* **Records supplied**:
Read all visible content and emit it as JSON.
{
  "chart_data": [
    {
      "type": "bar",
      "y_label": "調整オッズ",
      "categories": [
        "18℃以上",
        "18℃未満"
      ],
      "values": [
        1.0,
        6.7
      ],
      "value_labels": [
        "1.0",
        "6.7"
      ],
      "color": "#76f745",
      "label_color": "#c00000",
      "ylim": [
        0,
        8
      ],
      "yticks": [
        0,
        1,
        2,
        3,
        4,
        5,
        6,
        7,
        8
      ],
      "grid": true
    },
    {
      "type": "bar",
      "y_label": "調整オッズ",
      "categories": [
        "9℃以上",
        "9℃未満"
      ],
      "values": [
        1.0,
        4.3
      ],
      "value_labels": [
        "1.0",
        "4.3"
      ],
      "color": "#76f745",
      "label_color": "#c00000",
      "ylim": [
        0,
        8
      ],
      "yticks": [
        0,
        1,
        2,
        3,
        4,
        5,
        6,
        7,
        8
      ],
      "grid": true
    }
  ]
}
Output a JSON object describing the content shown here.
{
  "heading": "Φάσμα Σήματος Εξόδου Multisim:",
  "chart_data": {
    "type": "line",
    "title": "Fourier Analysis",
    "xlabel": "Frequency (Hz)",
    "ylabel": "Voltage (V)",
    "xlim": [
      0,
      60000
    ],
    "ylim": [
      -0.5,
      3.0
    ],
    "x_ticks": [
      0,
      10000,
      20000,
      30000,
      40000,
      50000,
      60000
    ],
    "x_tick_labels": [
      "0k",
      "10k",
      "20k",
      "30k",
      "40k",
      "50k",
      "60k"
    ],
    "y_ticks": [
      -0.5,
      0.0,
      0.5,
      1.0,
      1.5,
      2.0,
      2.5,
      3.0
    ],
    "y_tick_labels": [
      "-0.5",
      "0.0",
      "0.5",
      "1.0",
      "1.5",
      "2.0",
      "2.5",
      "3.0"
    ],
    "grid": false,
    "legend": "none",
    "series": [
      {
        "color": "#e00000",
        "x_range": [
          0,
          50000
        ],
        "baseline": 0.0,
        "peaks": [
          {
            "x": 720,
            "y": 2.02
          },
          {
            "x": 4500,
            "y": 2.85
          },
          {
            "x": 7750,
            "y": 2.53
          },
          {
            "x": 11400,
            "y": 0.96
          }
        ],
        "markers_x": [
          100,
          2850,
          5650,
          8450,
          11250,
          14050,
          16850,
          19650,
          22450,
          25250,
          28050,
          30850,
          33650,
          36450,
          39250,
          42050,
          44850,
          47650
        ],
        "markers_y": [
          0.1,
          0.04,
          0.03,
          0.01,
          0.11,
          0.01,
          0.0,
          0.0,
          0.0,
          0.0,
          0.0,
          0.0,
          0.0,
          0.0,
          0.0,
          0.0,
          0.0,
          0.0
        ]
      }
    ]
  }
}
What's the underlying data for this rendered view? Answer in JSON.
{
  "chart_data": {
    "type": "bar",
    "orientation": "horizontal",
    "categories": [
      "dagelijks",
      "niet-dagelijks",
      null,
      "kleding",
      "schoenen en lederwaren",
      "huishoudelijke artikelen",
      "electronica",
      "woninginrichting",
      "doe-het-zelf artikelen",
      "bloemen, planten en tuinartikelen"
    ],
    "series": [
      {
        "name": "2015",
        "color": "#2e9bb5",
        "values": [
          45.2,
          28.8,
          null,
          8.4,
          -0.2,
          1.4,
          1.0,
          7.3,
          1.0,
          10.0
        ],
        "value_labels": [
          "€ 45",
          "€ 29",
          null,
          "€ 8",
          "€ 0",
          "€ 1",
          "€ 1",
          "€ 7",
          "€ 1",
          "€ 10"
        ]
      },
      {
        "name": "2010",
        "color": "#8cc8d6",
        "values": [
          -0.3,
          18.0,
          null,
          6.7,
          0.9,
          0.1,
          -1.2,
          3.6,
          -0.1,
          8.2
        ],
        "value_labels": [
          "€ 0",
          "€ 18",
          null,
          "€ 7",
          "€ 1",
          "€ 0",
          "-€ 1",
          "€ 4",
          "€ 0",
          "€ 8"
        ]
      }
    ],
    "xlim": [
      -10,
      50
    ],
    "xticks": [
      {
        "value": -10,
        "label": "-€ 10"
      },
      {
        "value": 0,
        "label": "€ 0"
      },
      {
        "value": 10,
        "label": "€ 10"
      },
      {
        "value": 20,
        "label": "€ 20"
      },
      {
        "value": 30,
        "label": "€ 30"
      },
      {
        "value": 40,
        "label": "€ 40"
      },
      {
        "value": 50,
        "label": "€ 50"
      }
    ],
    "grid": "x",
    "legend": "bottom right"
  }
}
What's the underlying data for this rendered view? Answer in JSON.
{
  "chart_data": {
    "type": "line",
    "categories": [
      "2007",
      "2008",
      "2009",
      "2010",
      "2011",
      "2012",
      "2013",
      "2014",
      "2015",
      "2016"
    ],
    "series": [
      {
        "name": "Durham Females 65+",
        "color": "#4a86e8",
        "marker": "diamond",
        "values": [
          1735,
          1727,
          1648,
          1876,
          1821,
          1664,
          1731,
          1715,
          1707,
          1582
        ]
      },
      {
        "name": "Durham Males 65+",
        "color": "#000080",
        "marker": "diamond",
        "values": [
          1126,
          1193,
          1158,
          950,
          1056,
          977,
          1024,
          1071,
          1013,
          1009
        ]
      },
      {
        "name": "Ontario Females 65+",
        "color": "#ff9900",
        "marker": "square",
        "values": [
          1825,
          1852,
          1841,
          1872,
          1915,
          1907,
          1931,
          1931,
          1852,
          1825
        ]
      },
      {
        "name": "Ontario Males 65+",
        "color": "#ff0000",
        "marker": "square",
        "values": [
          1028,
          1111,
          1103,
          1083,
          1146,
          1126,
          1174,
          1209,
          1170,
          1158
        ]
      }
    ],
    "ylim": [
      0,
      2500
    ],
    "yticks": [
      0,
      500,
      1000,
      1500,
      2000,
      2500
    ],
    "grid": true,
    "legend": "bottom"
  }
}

* **Written request**: Write every line of the material above again, exactly.

* **Correct result**:
Read all visible content and emit it as JSON.
{
  "chart_data": [
    {
      "type": "bar",
      "y_label": "調整オッズ",
      "categories": [
        "18℃以上",
        "18℃未満"
      ],
      "values": [
        1.0,
        6.7
      ],
      "value_labels": [
        "1.0",
        "6.7"
      ],
      "color": "#76f745",
      "label_color": "#c00000",
      "ylim": [
        0,
        8
      ],
      "yticks": [
        0,
        1,
        2,
        3,
        4,
        5,
        6,
        7,
        8
      ],
      "grid": true
    },
    {
      "type": "bar",
      "y_label": "調整オッズ",
      "categories": [
        "9℃以上",
        "9℃未満"
      ],
      "values": [
        1.0,
        4.3
      ],
      "value_labels": [
        "1.0",
        "4.3"
      ],
      "color": "#76f745",
      "label_color": "#c00000",
      "ylim": [
        0,
        8
      ],
      "yticks": [
        0,
        1,
        2,
        3,
        4,
        5,
        6,
        7,
        8
      ],
      "grid": true
    }
  ]
}
Output a JSON object describing the content shown here.
{
  "heading": "Φάσμα Σήματος Εξόδου Multisim:",
  "chart_data": {
    "type": "line",
    "title": "Fourier Analysis",
    "xlabel": "Frequency (Hz)",
    "ylabel": "Voltage (V)",
    "xlim": [
      0,
      60000
    ],
    "ylim": [
      -0.5,
      3.0
    ],
    "x_ticks": [
      0,
      10000,
      20000,
      30000,
      40000,
      50000,
      60000
    ],
    "x_tick_labels": [
      "0k",
      "10k",
      "20k",
      "30k",
      "40k",
      "50k",
      "60k"
    ],
    "y_ticks": [
      -0.5,
      0.0,
      0.5,
      1.0,
      1.5,
      2.0,
      2.5,
      3.0
    ],
    "y_tick_labels": [
      "-0.5",
      "0.0",
      "0.5",
      "1.0",
      "1.5",
      "2.0",
      "2.5",
      "3.0"
    ],
    "grid": false,
    "legend": "none",
    "series": [
      {
        "color": "#e00000",
        "x_range": [
          0,
          50000
        ],
        "baseline": 0.0,
        "peaks": [
          {
            "x": 720,
            "y": 2.02
          },
          {
            "x": 4500,
            "y": 2.85
          },
          {
            "x": 7750,
            "y": 2.53
          },
          {
            "x": 11400,
            "y": 0.96
          }
        ],
        "markers_x": [
          100,
          2850,
          5650,
          8450,
          11250,
          14050,
          16850,
          19650,
          22450,
          25250,
          28050,
          30850,
          33650,
          36450,
          39250,
          42050,
          44850,
          47650
        ],
        "markers_y": [
          0.1,
          0.04,
          0.03,
          0.01,
          0.11,
          0.01,
          0.0,
          0.0,
          0.0,
          0.0,
          0.0,
          0.0,
          0.0,
          0.0,
          0.0,
          0.0,
          0.0,
          0.0
        ]
      }
    ]
  }
}
What's the underlying data for this rendered view? Answer in JSON.
{
  "chart_data": {
    "type": "bar",
    "orientation": "horizontal",
    "categories": [
      "dagelijks",
      "niet-dagelijks",
      null,
      "kleding",
      "schoenen en lederwaren",
      "huishoudelijke artikelen",
      "electronica",
      "woninginrichting",
      "doe-het-zelf artikelen",
      "bloemen, planten en tuinartikelen"
    ],
    "series": [
      {
        "name": "2015",
        "color": "#2e9bb5",
        "values": [
          45.2,
          28.8,
          null,
          8.4,
          -0.2,
          1.4,
          1.0,
          7.3,
          1.0,
          10.0
        ],
        "value_labels": [
          "€ 45",
          "€ 29",
          null,
          "€ 8",
          "€ 0",
          "€ 1",
          "€ 1",
          "€ 7",
          "€ 1",
          "€ 10"
        ]
      },
      {
        "name": "2010",
        "color": "#8cc8d6",
        "values": [
          -0.3,
          18.0,
          null,
          6.7,
          0.9,
          0.1,
          -1.2,
          3.6,
          -0.1,
          8.2
        ],
        "value_labels": [
          "€ 0",
          "€ 18",
          null,
          "€ 7",
          "€ 1",
          "€ 0",
          "-€ 1",
          "€ 4",
          "€ 0",
          "€ 8"
        ]
      }
    ],
    "xlim": [
      -10,
      50
    ],
    "xticks": [
      {
        "value": -10,
        "label": "-€ 10"
      },
      {
        "value": 0,
        "label": "€ 0"
      },
      {
        "value": 10,
        "label": "€ 10"
      },
      {
        "value": 20,
        "label": "€ 20"
      },
      {
        "value": 30,
        "label": "€ 30"
      },
      {
        "value": 40,
        "label": "€ 40"
      },
      {
        "value": 50,
        "label": "€ 50"
      }
    ],
    "grid": "x",
    "legend": "bottom right"
  }
}
What's the underlying data for this rendered view? Answer in JSON.
{
  "chart_data": {
    "type": "line",
    "categories": [
      "2007",
      "2008",
      "2009",
      "2010",
      "2011",
      "2012",
      "2013",
      "2014",
      "2015",
      "2016"
    ],
    "series": [
      {
        "name": "Durham Females 65+",
        "color": "#4a86e8",
        "marker": "diamond",
        "values": [
          1735,
          1727,
          1648,
          1876,
          1821,
          1664,
          1731,
          1715,
          1707,
          1582
        ]
      },
      {
        "name": "Durham Males 65+",
        "color": "#000080",
        "marker": "diamond",
        "values": [
          1126,
          1193,
          1158,
          950,
          1056,
          977,
          1024,
          1071,
          1013,
          1009
        ]
      },
      {
        "name": "Ontario Females 65+",
        "color": "#ff9900",
        "marker": "square",
        "values": [
          1825,
          1852,
          1841,
          1872,
          1915,
          1907,
          1931,
          1931,
          1852,
          1825
        ]
      },
      {
        "name": "Ontario Males 65+",
        "color": "#ff0000",
        "marker": "square",
        "values": [
          1028,
          1111,
          1103,
          1083,
          1146,
          1126,
          1174,
          1209,
          1170,
          1158
        ]
      }
    ],
    "ylim": [
      0,
      2500
    ],
    "yticks": [
      0,
      500,
      1000,
      1500,
      2000,
      2500
    ],
    "grid": true,
    "legend": "bottom"
  }
}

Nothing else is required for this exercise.